Stored data entries:
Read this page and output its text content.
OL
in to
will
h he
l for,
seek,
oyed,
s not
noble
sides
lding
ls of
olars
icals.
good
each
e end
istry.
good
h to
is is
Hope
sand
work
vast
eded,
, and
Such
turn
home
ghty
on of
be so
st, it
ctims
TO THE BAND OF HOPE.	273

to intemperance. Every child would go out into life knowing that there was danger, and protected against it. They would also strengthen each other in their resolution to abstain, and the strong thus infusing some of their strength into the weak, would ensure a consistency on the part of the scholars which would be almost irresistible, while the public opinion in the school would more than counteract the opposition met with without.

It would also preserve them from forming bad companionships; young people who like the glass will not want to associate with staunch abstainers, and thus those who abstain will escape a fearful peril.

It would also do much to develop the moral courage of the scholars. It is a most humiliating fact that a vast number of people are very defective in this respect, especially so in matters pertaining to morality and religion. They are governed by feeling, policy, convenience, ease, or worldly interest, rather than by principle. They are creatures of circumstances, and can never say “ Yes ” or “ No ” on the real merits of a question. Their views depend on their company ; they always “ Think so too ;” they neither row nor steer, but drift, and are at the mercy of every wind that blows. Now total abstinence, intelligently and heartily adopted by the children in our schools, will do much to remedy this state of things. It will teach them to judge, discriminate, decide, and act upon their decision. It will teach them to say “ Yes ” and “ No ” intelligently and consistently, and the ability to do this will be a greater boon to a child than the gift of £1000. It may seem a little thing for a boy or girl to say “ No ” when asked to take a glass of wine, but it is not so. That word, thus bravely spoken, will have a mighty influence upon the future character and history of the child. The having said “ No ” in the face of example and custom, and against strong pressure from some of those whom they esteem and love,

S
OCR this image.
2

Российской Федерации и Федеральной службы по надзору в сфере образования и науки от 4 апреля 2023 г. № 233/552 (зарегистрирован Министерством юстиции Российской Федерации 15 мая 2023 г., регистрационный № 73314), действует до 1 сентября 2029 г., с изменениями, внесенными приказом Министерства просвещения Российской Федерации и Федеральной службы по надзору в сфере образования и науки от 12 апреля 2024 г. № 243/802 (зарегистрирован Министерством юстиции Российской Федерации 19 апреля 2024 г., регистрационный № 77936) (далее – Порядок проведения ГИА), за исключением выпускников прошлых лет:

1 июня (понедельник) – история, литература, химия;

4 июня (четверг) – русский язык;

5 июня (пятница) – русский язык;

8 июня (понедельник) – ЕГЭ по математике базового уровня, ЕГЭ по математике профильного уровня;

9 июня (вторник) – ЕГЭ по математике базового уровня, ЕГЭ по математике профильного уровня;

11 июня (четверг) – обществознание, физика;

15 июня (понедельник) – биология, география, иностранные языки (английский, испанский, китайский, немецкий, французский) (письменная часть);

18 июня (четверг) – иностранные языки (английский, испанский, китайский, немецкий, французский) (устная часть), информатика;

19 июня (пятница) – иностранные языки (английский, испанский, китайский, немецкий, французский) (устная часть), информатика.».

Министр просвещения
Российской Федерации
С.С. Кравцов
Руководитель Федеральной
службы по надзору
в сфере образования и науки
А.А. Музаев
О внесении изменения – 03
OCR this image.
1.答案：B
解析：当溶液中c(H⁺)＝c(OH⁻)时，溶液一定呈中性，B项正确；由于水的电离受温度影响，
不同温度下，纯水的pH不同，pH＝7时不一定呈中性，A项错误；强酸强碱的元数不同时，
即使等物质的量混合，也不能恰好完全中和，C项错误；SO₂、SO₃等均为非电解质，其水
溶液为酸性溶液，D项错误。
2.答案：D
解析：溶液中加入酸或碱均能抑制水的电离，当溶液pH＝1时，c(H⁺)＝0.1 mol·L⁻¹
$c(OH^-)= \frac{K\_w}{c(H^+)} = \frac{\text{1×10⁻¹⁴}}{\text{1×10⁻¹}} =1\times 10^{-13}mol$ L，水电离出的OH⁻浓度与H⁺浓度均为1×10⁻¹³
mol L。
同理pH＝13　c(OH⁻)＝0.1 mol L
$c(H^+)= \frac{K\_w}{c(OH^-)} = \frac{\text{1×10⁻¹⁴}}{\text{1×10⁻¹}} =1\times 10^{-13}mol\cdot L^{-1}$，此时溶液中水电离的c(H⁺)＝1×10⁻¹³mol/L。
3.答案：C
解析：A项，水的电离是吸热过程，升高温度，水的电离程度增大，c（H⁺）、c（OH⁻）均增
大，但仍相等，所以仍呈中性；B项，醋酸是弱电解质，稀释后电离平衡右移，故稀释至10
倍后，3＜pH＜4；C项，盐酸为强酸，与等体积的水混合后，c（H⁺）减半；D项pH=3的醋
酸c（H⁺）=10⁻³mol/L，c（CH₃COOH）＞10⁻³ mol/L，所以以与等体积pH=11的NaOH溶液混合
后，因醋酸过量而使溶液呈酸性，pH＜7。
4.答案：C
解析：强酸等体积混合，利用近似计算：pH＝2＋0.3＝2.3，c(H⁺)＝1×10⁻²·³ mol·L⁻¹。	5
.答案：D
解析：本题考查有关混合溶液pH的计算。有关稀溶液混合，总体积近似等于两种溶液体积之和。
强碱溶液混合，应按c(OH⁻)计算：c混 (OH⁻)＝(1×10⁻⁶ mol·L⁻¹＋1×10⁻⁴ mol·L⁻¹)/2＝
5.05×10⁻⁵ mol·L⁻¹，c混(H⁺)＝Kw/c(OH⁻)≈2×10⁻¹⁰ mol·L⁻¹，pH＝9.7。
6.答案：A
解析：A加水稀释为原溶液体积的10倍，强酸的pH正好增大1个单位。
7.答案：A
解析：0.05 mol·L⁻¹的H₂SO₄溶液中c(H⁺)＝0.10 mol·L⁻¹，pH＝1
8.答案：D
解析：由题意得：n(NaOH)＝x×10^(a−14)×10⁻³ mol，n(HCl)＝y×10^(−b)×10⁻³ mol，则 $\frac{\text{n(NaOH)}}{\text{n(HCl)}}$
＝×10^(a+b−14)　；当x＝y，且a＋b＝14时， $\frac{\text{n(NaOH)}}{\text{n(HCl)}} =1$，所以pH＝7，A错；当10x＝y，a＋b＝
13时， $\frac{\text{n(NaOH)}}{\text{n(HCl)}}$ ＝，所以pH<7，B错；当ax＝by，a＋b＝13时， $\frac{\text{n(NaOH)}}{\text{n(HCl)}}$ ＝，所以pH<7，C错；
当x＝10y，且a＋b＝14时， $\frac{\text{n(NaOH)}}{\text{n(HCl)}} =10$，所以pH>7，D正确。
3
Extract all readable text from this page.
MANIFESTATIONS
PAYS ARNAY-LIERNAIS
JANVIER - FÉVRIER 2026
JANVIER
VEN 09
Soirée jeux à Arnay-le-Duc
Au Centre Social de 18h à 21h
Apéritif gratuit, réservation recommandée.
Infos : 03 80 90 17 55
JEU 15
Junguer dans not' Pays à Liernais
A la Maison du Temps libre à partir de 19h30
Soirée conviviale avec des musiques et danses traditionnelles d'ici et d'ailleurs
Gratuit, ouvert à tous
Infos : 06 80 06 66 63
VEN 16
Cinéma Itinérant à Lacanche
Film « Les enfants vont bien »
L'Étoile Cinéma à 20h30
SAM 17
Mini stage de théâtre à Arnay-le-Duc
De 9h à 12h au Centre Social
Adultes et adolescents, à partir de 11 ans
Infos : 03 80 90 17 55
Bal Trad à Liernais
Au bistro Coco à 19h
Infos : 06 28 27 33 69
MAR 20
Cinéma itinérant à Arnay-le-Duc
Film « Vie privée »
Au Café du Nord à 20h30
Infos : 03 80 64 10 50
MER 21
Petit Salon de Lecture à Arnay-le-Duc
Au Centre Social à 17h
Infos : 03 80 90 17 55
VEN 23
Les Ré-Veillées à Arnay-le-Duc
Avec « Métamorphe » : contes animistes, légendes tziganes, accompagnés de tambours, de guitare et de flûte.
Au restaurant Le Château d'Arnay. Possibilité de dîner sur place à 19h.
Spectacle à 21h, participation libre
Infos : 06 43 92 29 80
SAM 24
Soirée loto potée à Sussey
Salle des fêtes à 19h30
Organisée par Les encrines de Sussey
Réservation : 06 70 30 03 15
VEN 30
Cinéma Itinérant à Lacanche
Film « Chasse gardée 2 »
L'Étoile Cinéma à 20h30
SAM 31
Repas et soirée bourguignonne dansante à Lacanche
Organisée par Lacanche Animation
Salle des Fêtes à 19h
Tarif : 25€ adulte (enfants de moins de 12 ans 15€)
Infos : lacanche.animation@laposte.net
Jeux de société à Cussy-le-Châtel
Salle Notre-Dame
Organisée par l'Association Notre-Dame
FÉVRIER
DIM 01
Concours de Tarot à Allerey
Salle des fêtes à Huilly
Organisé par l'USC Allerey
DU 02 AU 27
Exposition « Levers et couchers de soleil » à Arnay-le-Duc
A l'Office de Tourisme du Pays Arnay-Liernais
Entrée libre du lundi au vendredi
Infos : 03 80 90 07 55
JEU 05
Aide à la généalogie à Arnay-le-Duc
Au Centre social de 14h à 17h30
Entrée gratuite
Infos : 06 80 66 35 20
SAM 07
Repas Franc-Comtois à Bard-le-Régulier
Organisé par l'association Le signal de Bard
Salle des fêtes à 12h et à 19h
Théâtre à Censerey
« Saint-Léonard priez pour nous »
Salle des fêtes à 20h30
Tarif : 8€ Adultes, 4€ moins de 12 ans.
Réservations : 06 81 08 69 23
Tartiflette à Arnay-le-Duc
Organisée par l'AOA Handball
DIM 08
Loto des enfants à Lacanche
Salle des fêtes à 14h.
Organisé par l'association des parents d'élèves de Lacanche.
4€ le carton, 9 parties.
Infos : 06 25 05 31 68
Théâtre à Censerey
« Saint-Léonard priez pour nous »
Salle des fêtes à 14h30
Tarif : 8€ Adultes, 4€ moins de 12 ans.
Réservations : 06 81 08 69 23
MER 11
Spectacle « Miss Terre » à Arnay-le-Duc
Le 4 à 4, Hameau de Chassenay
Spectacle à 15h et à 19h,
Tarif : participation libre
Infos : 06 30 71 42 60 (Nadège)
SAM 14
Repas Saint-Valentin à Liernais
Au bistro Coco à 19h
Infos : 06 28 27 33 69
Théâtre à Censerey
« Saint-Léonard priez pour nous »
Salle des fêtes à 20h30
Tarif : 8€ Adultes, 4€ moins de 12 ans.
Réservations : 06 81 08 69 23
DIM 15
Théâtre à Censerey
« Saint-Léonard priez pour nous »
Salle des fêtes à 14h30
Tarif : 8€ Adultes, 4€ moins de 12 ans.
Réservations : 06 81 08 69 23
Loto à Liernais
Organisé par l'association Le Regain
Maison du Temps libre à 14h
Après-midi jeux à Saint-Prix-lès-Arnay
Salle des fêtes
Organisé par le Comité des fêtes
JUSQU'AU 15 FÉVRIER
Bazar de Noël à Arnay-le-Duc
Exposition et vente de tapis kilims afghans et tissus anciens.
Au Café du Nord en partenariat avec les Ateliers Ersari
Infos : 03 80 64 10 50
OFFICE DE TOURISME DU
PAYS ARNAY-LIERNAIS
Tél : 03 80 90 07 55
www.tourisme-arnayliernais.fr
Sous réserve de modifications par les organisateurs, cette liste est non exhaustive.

WHAT IS ASKED: Find the lines containing "службы" and pull them out.

THE RESPONSE:
Российской Федерации и Федеральной службы по надзору в сфере образования и науки от 4 апреля 2023 г. № 233/552 (зарегистрирован Министерством юстиции Российской Федерации 15 мая 2023 г., регистрационный № 73314), действует до 1 сентября 2029 г., с изменениями, внесенными приказом Министерства просвещения Российской Федерации и Федеральной службы по надзору в сфере образования и науки от 12 апреля 2024 г. № 243/802 (зарегистрирован Министерством юстиции Российской Федерации 19 апреля 2024 г., регистрационный № 77936) (далее – Порядок проведения ГИА), за исключением выпускников прошлых лет:
службы по надзору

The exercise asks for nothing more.